Task to complete
Reproduce the listing below, putting "Money market" wherever "Cash" occurs and leaving everything else the same.

Task inputs
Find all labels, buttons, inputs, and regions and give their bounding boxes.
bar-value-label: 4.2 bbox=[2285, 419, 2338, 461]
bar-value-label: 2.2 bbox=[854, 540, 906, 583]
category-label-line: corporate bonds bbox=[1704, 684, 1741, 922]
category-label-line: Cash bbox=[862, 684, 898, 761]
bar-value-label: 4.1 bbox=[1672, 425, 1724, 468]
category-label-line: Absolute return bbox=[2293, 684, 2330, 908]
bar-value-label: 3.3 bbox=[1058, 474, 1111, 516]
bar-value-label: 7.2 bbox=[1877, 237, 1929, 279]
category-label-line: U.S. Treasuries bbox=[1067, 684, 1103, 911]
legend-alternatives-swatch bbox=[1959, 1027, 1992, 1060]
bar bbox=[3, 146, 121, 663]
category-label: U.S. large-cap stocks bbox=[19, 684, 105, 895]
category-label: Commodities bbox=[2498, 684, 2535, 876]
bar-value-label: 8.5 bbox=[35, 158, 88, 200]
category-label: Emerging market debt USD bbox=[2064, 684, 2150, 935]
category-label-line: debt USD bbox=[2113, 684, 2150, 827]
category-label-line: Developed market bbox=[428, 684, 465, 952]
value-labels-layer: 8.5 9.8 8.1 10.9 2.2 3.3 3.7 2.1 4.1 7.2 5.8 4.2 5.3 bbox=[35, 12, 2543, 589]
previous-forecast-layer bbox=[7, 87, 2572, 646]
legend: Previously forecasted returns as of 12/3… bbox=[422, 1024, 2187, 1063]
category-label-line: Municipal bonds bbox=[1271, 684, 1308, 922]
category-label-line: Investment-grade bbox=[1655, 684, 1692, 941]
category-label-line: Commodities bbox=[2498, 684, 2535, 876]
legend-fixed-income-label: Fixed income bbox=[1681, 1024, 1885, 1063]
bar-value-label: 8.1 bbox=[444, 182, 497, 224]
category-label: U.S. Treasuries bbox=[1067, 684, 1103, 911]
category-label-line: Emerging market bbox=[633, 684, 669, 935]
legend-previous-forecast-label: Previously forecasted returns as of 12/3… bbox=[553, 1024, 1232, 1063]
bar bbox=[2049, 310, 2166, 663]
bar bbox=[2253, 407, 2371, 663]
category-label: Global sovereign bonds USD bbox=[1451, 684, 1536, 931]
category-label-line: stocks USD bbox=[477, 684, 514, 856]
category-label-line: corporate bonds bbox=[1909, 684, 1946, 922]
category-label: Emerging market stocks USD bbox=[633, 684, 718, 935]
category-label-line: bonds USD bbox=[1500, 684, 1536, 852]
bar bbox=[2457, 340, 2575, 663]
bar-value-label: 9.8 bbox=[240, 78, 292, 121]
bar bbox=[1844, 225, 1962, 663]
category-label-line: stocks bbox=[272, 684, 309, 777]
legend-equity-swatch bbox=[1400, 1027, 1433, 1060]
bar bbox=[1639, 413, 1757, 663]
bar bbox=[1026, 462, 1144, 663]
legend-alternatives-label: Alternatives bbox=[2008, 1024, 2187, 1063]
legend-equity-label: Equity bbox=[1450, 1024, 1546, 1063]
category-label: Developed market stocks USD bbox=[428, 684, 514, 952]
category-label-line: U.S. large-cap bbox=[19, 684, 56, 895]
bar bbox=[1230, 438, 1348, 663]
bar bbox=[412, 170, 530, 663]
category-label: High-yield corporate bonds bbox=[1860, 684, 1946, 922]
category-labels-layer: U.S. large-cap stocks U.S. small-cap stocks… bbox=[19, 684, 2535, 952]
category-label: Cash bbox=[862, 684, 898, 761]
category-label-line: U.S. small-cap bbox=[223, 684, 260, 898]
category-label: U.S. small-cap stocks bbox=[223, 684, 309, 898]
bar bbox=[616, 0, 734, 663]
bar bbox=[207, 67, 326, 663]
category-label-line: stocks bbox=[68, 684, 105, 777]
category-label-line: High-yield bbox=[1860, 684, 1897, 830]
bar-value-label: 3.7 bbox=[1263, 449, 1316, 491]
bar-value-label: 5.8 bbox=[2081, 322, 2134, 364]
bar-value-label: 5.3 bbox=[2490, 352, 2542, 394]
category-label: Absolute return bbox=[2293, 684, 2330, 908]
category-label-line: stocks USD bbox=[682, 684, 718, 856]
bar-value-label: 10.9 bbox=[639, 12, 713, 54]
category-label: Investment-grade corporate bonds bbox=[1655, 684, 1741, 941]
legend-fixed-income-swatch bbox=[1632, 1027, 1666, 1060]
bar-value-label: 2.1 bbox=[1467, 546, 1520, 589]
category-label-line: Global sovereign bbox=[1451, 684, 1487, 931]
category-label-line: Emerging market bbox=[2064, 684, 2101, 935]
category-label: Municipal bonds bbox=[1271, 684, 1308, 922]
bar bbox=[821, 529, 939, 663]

Solution for this exercise
Find all labels, buttons, inputs, and regions and give their bounding boxes.
bar-value-label: 4.2 bbox=[2285, 419, 2338, 461]
bar-value-label: 2.2 bbox=[854, 540, 906, 583]
category-label-line: corporate bonds bbox=[1704, 684, 1741, 922]
category-label-line: Money market bbox=[862, 684, 898, 761]
bar-value-label: 4.1 bbox=[1672, 425, 1724, 468]
category-label-line: Absolute return bbox=[2293, 684, 2330, 908]
bar-value-label: 3.3 bbox=[1058, 474, 1111, 516]
bar-value-label: 7.2 bbox=[1877, 237, 1929, 279]
category-label-line: U.S. Treasuries bbox=[1067, 684, 1103, 911]
legend-alternatives-swatch bbox=[1959, 1027, 1992, 1060]
bar bbox=[3, 146, 121, 663]
category-label: U.S. large-cap stocks bbox=[19, 684, 105, 895]
category-label: Commodities bbox=[2498, 684, 2535, 876]
bar-value-label: 8.5 bbox=[35, 158, 88, 200]
category-label: Emerging market debt USD bbox=[2064, 684, 2150, 935]
category-label-line: debt USD bbox=[2113, 684, 2150, 827]
category-label-line: Developed market bbox=[428, 684, 465, 952]
value-labels-layer: 8.5 9.8 8.1 10.9 2.2 3.3 3.7 2.1 4.1 7.2 5.8 4.2 5.3 bbox=[35, 12, 2543, 589]
previous-forecast-layer bbox=[7, 87, 2572, 646]
legend: Previously forecasted returns as of 12/3… bbox=[422, 1024, 2187, 1063]
category-label-line: Municipal bonds bbox=[1271, 684, 1308, 922]
category-label-line: Investment-grade bbox=[1655, 684, 1692, 941]
category-label-line: Commodities bbox=[2498, 684, 2535, 876]
legend-fixed-income-label: Fixed income bbox=[1681, 1024, 1885, 1063]
bar-value-label: 8.1 bbox=[444, 182, 497, 224]
category-label: U.S. Treasuries bbox=[1067, 684, 1103, 911]
category-label-line: Emerging market bbox=[633, 684, 669, 935]
legend-previous-forecast-label: Previously forecasted returns as of 12/3… bbox=[553, 1024, 1232, 1063]
bar bbox=[2049, 310, 2166, 663]
bar bbox=[2253, 407, 2371, 663]
category-label: Global sovereign bonds USD bbox=[1451, 684, 1536, 931]
category-label-line: stocks USD bbox=[477, 684, 514, 856]
category-label-line: corporate bonds bbox=[1909, 684, 1946, 922]
category-label: Emerging market stocks USD bbox=[633, 684, 718, 935]
category-label-line: bonds USD bbox=[1500, 684, 1536, 852]
bar bbox=[2457, 340, 2575, 663]
bar-value-label: 9.8 bbox=[240, 78, 292, 121]
bar bbox=[1844, 225, 1962, 663]
category-label-line: stocks bbox=[272, 684, 309, 777]
legend-equity-swatch bbox=[1400, 1027, 1433, 1060]
bar bbox=[1639, 413, 1757, 663]
bar bbox=[1026, 462, 1144, 663]
legend-alternatives-label: Alternatives bbox=[2008, 1024, 2187, 1063]
legend-equity-label: Equity bbox=[1450, 1024, 1546, 1063]
category-label: Developed market stocks USD bbox=[428, 684, 514, 952]
category-label-line: U.S. large-cap bbox=[19, 684, 56, 895]
bar bbox=[1230, 438, 1348, 663]
bar bbox=[412, 170, 530, 663]
category-label: High-yield corporate bonds bbox=[1860, 684, 1946, 922]
category-labels-layer: U.S. large-cap stocks U.S. small-cap stocks… bbox=[19, 684, 2535, 952]
category-label: Money market bbox=[862, 684, 898, 761]
category-label-line: U.S. small-cap bbox=[223, 684, 260, 898]
category-label: U.S. small-cap stocks bbox=[223, 684, 309, 898]
bar bbox=[616, 0, 734, 663]
bar bbox=[207, 67, 326, 663]
category-label-line: stocks bbox=[68, 684, 105, 777]
category-label-line: High-yield bbox=[1860, 684, 1897, 830]
bar-value-label: 3.7 bbox=[1263, 449, 1316, 491]
bar-value-label: 5.8 bbox=[2081, 322, 2134, 364]
bar-value-label: 5.3 bbox=[2490, 352, 2542, 394]
category-label: Absolute return bbox=[2293, 684, 2330, 908]
category-label-line: stocks USD bbox=[682, 684, 718, 856]
bar-value-label: 10.9 bbox=[639, 12, 713, 54]
category-label: Investment-grade corporate bonds bbox=[1655, 684, 1741, 941]
legend-fixed-income-swatch bbox=[1632, 1027, 1666, 1060]
bar-value-label: 2.1 bbox=[1467, 546, 1520, 589]
category-label-line: Global sovereign bbox=[1451, 684, 1487, 931]
category-label-line: Emerging market bbox=[2064, 684, 2101, 935]
category-label: Municipal bonds bbox=[1271, 684, 1308, 922]
bar bbox=[821, 529, 939, 663]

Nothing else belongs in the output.